* [To be done]
Quote the listing below in its entirety, omitting every image.
++++++++
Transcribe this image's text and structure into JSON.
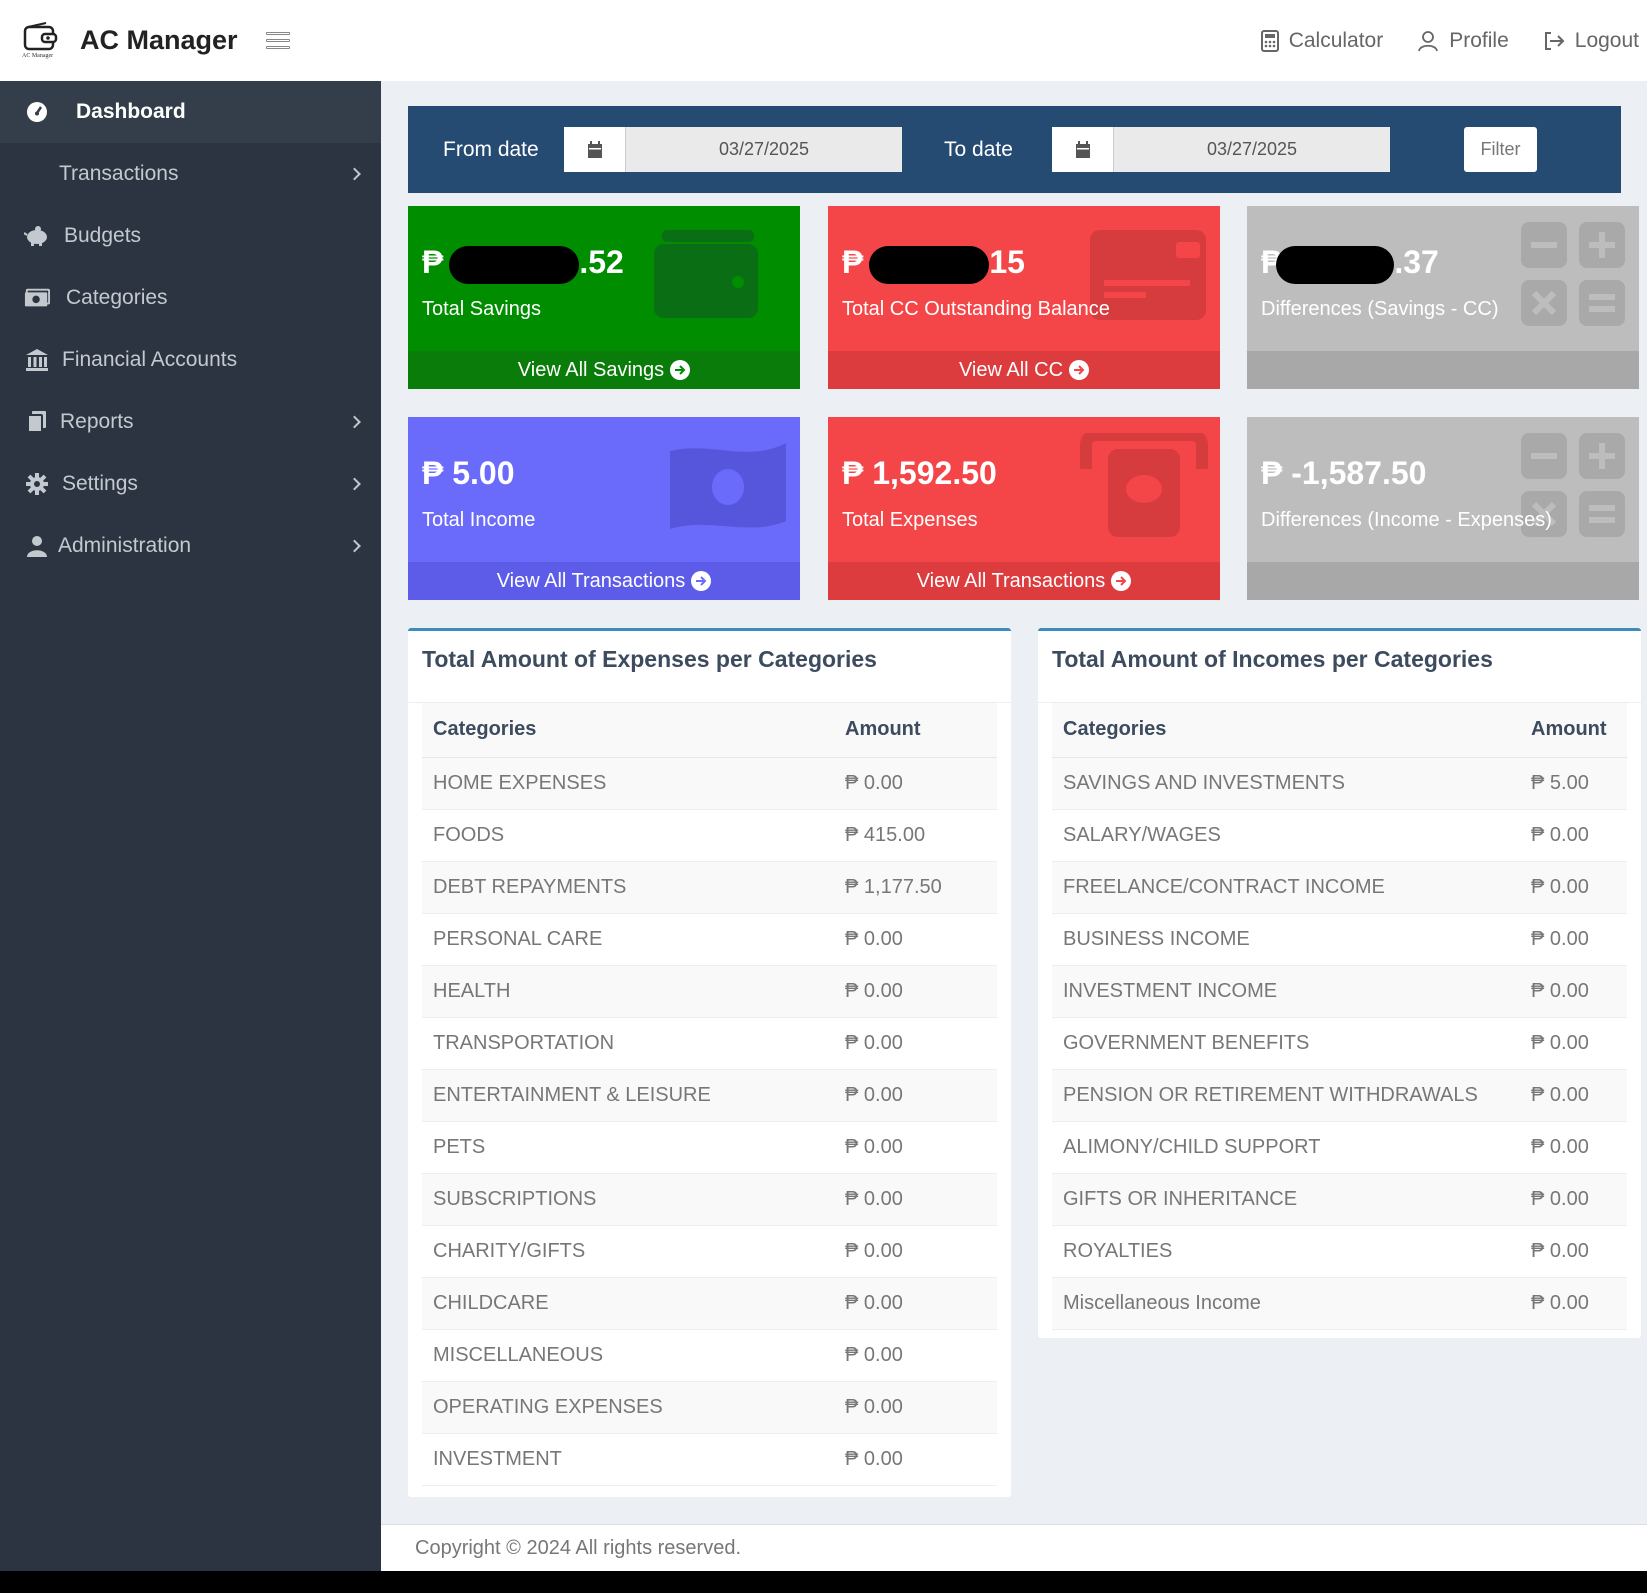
{
  "app": {
    "title": "AC Manager",
    "logo_text": "AC Manager"
  },
  "topnav": {
    "calculator": "Calculator",
    "profile": "Profile",
    "logout": "Logout"
  },
  "sidebar": {
    "items": [
      {
        "label": "Dashboard",
        "icon": "dashboard-icon"
      },
      {
        "label": "Transactions"
      },
      {
        "label": "Budgets",
        "icon": "piggy-bank-icon"
      },
      {
        "label": "Categories",
        "icon": "money-icon"
      },
      {
        "label": "Financial Accounts",
        "icon": "bank-icon"
      },
      {
        "label": "Reports",
        "icon": "copy-icon"
      },
      {
        "label": "Settings",
        "icon": "gear-icon"
      },
      {
        "label": "Administration",
        "icon": "user-icon"
      }
    ]
  },
  "filter": {
    "from_label": "From date",
    "from_value": "03/27/2025",
    "to_label": "To date",
    "to_value": "03/27/2025",
    "button": "Filter"
  },
  "cards": {
    "savings": {
      "currency": "₱",
      "suffix": ".52",
      "label": "Total Savings",
      "link": "View All Savings",
      "color": "#008d00"
    },
    "cc": {
      "currency": "₱",
      "suffix": "15",
      "label": "Total CC Outstanding Balance",
      "link": "View All CC",
      "color": "#f44648"
    },
    "diff_cc": {
      "currency": "₱",
      "suffix": ".37",
      "label": "Differences (Savings - CC)",
      "color": "#bdbdbd"
    },
    "income": {
      "value": "₱ 5.00",
      "label": "Total Income",
      "link": "View All Transactions",
      "color": "#6b6bfb"
    },
    "expenses": {
      "value": "₱ 1,592.50",
      "label": "Total Expenses",
      "link": "View All Transactions",
      "color": "#f44648"
    },
    "diff_income": {
      "value": "₱ -1,587.50",
      "label": "Differences (Income - Expenses)",
      "color": "#bdbdbd"
    }
  },
  "expenses_table": {
    "title": "Total Amount of Expenses per Categories",
    "headers": [
      "Categories",
      "Amount"
    ],
    "rows": [
      [
        "HOME EXPENSES",
        "₱ 0.00"
      ],
      [
        "FOODS",
        "₱ 415.00"
      ],
      [
        "DEBT REPAYMENTS",
        "₱ 1,177.50"
      ],
      [
        "PERSONAL CARE",
        "₱ 0.00"
      ],
      [
        "HEALTH",
        "₱ 0.00"
      ],
      [
        "TRANSPORTATION",
        "₱ 0.00"
      ],
      [
        "ENTERTAINMENT & LEISURE",
        "₱ 0.00"
      ],
      [
        "PETS",
        "₱ 0.00"
      ],
      [
        "SUBSCRIPTIONS",
        "₱ 0.00"
      ],
      [
        "CHARITY/GIFTS",
        "₱ 0.00"
      ],
      [
        "CHILDCARE",
        "₱ 0.00"
      ],
      [
        "MISCELLANEOUS",
        "₱ 0.00"
      ],
      [
        "OPERATING EXPENSES",
        "₱ 0.00"
      ],
      [
        "INVESTMENT",
        "₱ 0.00"
      ]
    ]
  },
  "incomes_table": {
    "title": "Total Amount of Incomes per Categories",
    "headers": [
      "Categories",
      "Amount"
    ],
    "rows": [
      [
        "SAVINGS AND INVESTMENTS",
        "₱ 5.00"
      ],
      [
        "SALARY/WAGES",
        "₱ 0.00"
      ],
      [
        "FREELANCE/CONTRACT INCOME",
        "₱ 0.00"
      ],
      [
        "BUSINESS INCOME",
        "₱ 0.00"
      ],
      [
        "INVESTMENT INCOME",
        "₱ 0.00"
      ],
      [
        "GOVERNMENT BENEFITS",
        "₱ 0.00"
      ],
      [
        "PENSION OR RETIREMENT WITHDRAWALS",
        "₱ 0.00"
      ],
      [
        "ALIMONY/CHILD SUPPORT",
        "₱ 0.00"
      ],
      [
        "GIFTS OR INHERITANCE",
        "₱ 0.00"
      ],
      [
        "ROYALTIES",
        "₱ 0.00"
      ],
      [
        "Miscellaneous Income",
        "₱ 0.00"
      ]
    ]
  },
  "footer": {
    "text": "Copyright © 2024 All rights reserved."
  }
}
++++++++
* [Full response]
Transcribe this image's text and structure into JSON.
{
  "app": {
    "title": "AC Manager",
    "logo_text": "AC Manager"
  },
  "topnav": {
    "calculator": "Calculator",
    "profile": "Profile",
    "logout": "Logout"
  },
  "sidebar": {
    "items": [
      {
        "label": "Dashboard",
        "icon": "dashboard-icon"
      },
      {
        "label": "Transactions"
      },
      {
        "label": "Budgets",
        "icon": "piggy-bank-icon"
      },
      {
        "label": "Categories",
        "icon": "money-icon"
      },
      {
        "label": "Financial Accounts",
        "icon": "bank-icon"
      },
      {
        "label": "Reports",
        "icon": "copy-icon"
      },
      {
        "label": "Settings",
        "icon": "gear-icon"
      },
      {
        "label": "Administration",
        "icon": "user-icon"
      }
    ]
  },
  "filter": {
    "from_label": "From date",
    "from_value": "03/27/2025",
    "to_label": "To date",
    "to_value": "03/27/2025",
    "button": "Filter"
  },
  "cards": {
    "savings": {
      "currency": "₱",
      "suffix": ".52",
      "label": "Total Savings",
      "link": "View All Savings",
      "color": "#008d00"
    },
    "cc": {
      "currency": "₱",
      "suffix": "15",
      "label": "Total CC Outstanding Balance",
      "link": "View All CC",
      "color": "#f44648"
    },
    "diff_cc": {
      "currency": "₱",
      "suffix": ".37",
      "label": "Differences (Savings - CC)",
      "color": "#bdbdbd"
    },
    "income": {
      "value": "₱ 5.00",
      "label": "Total Income",
      "link": "View All Transactions",
      "color": "#6b6bfb"
    },
    "expenses": {
      "value": "₱ 1,592.50",
      "label": "Total Expenses",
      "link": "View All Transactions",
      "color": "#f44648"
    },
    "diff_income": {
      "value": "₱ -1,587.50",
      "label": "Differences (Income - Expenses)",
      "color": "#bdbdbd"
    }
  },
  "expenses_table": {
    "title": "Total Amount of Expenses per Categories",
    "headers": [
      "Categories",
      "Amount"
    ],
    "rows": [
      [
        "HOME EXPENSES",
        "₱ 0.00"
      ],
      [
        "FOODS",
        "₱ 415.00"
      ],
      [
        "DEBT REPAYMENTS",
        "₱ 1,177.50"
      ],
      [
        "PERSONAL CARE",
        "₱ 0.00"
      ],
      [
        "HEALTH",
        "₱ 0.00"
      ],
      [
        "TRANSPORTATION",
        "₱ 0.00"
      ],
      [
        "ENTERTAINMENT & LEISURE",
        "₱ 0.00"
      ],
      [
        "PETS",
        "₱ 0.00"
      ],
      [
        "SUBSCRIPTIONS",
        "₱ 0.00"
      ],
      [
        "CHARITY/GIFTS",
        "₱ 0.00"
      ],
      [
        "CHILDCARE",
        "₱ 0.00"
      ],
      [
        "MISCELLANEOUS",
        "₱ 0.00"
      ],
      [
        "OPERATING EXPENSES",
        "₱ 0.00"
      ],
      [
        "INVESTMENT",
        "₱ 0.00"
      ]
    ]
  },
  "incomes_table": {
    "title": "Total Amount of Incomes per Categories",
    "headers": [
      "Categories",
      "Amount"
    ],
    "rows": [
      [
        "SAVINGS AND INVESTMENTS",
        "₱ 5.00"
      ],
      [
        "SALARY/WAGES",
        "₱ 0.00"
      ],
      [
        "FREELANCE/CONTRACT INCOME",
        "₱ 0.00"
      ],
      [
        "BUSINESS INCOME",
        "₱ 0.00"
      ],
      [
        "INVESTMENT INCOME",
        "₱ 0.00"
      ],
      [
        "GOVERNMENT BENEFITS",
        "₱ 0.00"
      ],
      [
        "PENSION OR RETIREMENT WITHDRAWALS",
        "₱ 0.00"
      ],
      [
        "ALIMONY/CHILD SUPPORT",
        "₱ 0.00"
      ],
      [
        "GIFTS OR INHERITANCE",
        "₱ 0.00"
      ],
      [
        "ROYALTIES",
        "₱ 0.00"
      ],
      [
        "Miscellaneous Income",
        "₱ 0.00"
      ]
    ]
  },
  "footer": {
    "text": "Copyright © 2024 All rights reserved."
  }
}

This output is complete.